* _MATERIAL PROVIDED_
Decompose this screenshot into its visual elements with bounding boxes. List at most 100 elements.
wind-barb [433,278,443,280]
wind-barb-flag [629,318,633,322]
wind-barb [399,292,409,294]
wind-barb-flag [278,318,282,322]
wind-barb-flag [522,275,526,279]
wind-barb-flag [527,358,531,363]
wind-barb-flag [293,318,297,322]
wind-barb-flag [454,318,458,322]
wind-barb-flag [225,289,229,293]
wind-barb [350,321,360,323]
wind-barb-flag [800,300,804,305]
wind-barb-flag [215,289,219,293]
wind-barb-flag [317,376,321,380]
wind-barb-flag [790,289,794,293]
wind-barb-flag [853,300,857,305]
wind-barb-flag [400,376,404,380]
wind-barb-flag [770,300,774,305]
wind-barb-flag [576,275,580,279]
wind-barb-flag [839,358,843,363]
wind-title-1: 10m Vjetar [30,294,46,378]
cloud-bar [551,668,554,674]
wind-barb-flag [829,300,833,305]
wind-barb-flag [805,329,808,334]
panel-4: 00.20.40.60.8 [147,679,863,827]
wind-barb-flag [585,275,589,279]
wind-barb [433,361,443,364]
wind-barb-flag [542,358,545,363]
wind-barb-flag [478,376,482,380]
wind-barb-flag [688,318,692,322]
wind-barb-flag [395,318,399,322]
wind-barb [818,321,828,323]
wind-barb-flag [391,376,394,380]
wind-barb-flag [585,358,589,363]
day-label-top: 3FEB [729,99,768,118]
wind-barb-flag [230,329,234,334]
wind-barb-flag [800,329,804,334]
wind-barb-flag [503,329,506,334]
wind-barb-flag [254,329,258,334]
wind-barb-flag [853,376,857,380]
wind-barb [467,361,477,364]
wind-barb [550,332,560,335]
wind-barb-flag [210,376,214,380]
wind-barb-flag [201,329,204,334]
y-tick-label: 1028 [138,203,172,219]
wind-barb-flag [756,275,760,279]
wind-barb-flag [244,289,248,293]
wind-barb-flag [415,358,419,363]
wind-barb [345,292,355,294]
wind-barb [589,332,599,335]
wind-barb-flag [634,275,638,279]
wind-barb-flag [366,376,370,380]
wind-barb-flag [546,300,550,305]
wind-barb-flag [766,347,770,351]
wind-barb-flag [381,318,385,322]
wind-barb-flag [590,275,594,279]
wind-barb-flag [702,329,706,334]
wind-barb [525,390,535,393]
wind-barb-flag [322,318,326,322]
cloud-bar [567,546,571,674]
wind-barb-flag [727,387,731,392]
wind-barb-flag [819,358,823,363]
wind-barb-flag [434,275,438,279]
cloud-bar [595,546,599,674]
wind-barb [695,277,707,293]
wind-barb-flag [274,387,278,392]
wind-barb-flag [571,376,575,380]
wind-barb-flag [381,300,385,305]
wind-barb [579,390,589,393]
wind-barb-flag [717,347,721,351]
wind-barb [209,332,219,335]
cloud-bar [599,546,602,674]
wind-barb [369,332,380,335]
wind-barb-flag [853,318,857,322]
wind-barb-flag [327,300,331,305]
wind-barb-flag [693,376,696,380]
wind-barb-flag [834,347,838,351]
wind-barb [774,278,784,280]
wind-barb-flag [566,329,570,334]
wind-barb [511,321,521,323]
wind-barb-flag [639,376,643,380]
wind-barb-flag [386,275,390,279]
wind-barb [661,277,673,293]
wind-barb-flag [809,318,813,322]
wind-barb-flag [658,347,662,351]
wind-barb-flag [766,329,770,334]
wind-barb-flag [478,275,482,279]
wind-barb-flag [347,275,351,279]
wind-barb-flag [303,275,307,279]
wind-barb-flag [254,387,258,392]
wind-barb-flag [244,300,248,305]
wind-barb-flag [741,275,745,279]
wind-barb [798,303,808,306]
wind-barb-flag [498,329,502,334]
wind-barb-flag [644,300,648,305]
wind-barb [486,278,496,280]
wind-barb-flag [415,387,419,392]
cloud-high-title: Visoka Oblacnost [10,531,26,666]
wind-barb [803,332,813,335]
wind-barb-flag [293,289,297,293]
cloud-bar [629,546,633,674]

* _TASK DESCRIPTION_
Rewrite the data above with every "cloud-bar" replaced by "cloud-column", keeping everything else the same.

* _WRITTEN REPLY_
Decompose this screenshot into its visual elements with bounding boxes. List at most 100 elements.
wind-barb [433,278,443,280]
wind-barb-flag [629,318,633,322]
wind-barb [399,292,409,294]
wind-barb-flag [278,318,282,322]
wind-barb-flag [522,275,526,279]
wind-barb-flag [527,358,531,363]
wind-barb-flag [293,318,297,322]
wind-barb-flag [454,318,458,322]
wind-barb-flag [225,289,229,293]
wind-barb [350,321,360,323]
wind-barb-flag [800,300,804,305]
wind-barb-flag [215,289,219,293]
wind-barb-flag [317,376,321,380]
wind-barb-flag [790,289,794,293]
wind-barb-flag [853,300,857,305]
wind-barb-flag [400,376,404,380]
wind-barb-flag [770,300,774,305]
wind-barb-flag [576,275,580,279]
wind-barb-flag [839,358,843,363]
wind-title-1: 10m Vjetar [30,294,46,378]
cloud-column [551,668,554,674]
wind-barb-flag [829,300,833,305]
wind-barb-flag [805,329,808,334]
panel-4: 00.20.40.60.8 [147,679,863,827]
wind-barb-flag [585,275,589,279]
wind-barb [433,361,443,364]
wind-barb-flag [542,358,545,363]
wind-barb-flag [478,376,482,380]
wind-barb-flag [688,318,692,322]
wind-barb-flag [395,318,399,322]
wind-barb [818,321,828,323]
wind-barb-flag [391,376,394,380]
wind-barb-flag [585,358,589,363]
day-label-top: 3FEB [729,99,768,118]
wind-barb-flag [230,329,234,334]
wind-barb-flag [800,329,804,334]
wind-barb-flag [503,329,506,334]
wind-barb-flag [254,329,258,334]
wind-barb-flag [853,376,857,380]
wind-barb [467,361,477,364]
wind-barb [550,332,560,335]
wind-barb-flag [210,376,214,380]
wind-barb-flag [201,329,204,334]
y-tick-label: 1028 [138,203,172,219]
wind-barb-flag [756,275,760,279]
wind-barb-flag [244,289,248,293]
wind-barb-flag [415,358,419,363]
wind-barb [345,292,355,294]
wind-barb [589,332,599,335]
wind-barb-flag [634,275,638,279]
wind-barb-flag [366,376,370,380]
wind-barb-flag [546,300,550,305]
wind-barb-flag [766,347,770,351]
wind-barb-flag [381,318,385,322]
wind-barb-flag [590,275,594,279]
wind-barb-flag [702,329,706,334]
wind-barb [525,390,535,393]
wind-barb-flag [322,318,326,322]
cloud-column [567,546,571,674]
wind-barb-flag [727,387,731,392]
wind-barb-flag [819,358,823,363]
wind-barb-flag [434,275,438,279]
cloud-column [595,546,599,674]
wind-barb [695,277,707,293]
wind-barb-flag [274,387,278,392]
wind-barb-flag [571,376,575,380]
wind-barb-flag [381,300,385,305]
wind-barb [579,390,589,393]
wind-barb-flag [717,347,721,351]
wind-barb [209,332,219,335]
cloud-column [599,546,602,674]
wind-barb [369,332,380,335]
wind-barb-flag [853,318,857,322]
wind-barb-flag [327,300,331,305]
wind-barb-flag [693,376,696,380]
wind-barb-flag [834,347,838,351]
wind-barb [774,278,784,280]
wind-barb-flag [566,329,570,334]
wind-barb [511,321,521,323]
wind-barb-flag [639,376,643,380]
wind-barb-flag [386,275,390,279]
wind-barb [661,277,673,293]
wind-barb-flag [809,318,813,322]
wind-barb-flag [658,347,662,351]
wind-barb-flag [766,329,770,334]
wind-barb-flag [478,275,482,279]
wind-barb-flag [347,275,351,279]
wind-barb-flag [303,275,307,279]
wind-barb-flag [254,387,258,392]
wind-barb-flag [244,300,248,305]
wind-barb-flag [741,275,745,279]
wind-barb [798,303,808,306]
wind-barb-flag [498,329,502,334]
wind-barb-flag [644,300,648,305]
wind-barb [486,278,496,280]
wind-barb-flag [415,387,419,392]
cloud-high-title: Visoka Oblacnost [10,531,26,666]
wind-barb [803,332,813,335]
wind-barb-flag [293,289,297,293]
cloud-column [629,546,633,674]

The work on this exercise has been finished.